THE TASK> Pull out every line of the data below that contains the string "rtsp", matching case exactly.

MATERIAL FOR THIS EXERCISE>
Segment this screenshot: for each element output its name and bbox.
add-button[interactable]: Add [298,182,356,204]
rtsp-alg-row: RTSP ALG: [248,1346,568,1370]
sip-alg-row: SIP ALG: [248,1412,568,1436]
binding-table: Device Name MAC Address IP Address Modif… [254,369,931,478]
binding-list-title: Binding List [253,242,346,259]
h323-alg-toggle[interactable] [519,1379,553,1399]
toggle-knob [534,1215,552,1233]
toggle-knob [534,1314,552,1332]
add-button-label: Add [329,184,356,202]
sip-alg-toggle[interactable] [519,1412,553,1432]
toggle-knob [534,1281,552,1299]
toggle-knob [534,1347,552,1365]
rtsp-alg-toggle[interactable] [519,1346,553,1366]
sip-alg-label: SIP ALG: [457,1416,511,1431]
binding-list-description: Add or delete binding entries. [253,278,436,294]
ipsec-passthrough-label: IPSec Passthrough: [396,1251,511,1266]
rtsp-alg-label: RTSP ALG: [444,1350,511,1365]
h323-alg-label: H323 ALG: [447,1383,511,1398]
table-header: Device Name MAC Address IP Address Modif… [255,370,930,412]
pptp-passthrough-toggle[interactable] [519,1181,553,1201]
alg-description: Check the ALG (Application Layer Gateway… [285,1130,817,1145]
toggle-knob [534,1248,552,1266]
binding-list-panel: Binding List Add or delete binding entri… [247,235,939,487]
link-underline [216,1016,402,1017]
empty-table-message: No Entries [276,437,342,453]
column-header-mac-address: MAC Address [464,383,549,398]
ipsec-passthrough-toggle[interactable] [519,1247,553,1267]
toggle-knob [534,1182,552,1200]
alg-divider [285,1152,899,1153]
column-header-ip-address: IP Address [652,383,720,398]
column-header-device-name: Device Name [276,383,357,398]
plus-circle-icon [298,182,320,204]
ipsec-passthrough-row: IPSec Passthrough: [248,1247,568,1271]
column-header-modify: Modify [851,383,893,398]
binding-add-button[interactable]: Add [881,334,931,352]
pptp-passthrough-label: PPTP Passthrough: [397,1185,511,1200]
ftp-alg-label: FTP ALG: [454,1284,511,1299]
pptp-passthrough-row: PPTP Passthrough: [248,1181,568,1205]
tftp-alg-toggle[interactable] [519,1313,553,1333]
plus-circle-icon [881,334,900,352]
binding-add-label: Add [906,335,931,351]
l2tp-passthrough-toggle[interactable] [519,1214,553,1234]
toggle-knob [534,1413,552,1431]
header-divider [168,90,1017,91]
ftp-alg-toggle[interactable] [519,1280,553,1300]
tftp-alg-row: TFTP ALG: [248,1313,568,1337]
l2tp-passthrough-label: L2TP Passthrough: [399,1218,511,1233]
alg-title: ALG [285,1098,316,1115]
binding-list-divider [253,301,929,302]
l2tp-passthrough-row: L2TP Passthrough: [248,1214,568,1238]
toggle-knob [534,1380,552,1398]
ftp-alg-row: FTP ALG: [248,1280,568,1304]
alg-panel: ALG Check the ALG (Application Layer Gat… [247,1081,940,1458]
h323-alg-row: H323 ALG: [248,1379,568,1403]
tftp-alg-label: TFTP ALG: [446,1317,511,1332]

ANSWER>
rtsp-alg-row: RTSP ALG: [248,1346,568,1370]
rtsp-alg-toggle[interactable] [519,1346,553,1366]
rtsp-alg-label: RTSP ALG: [444,1350,511,1365]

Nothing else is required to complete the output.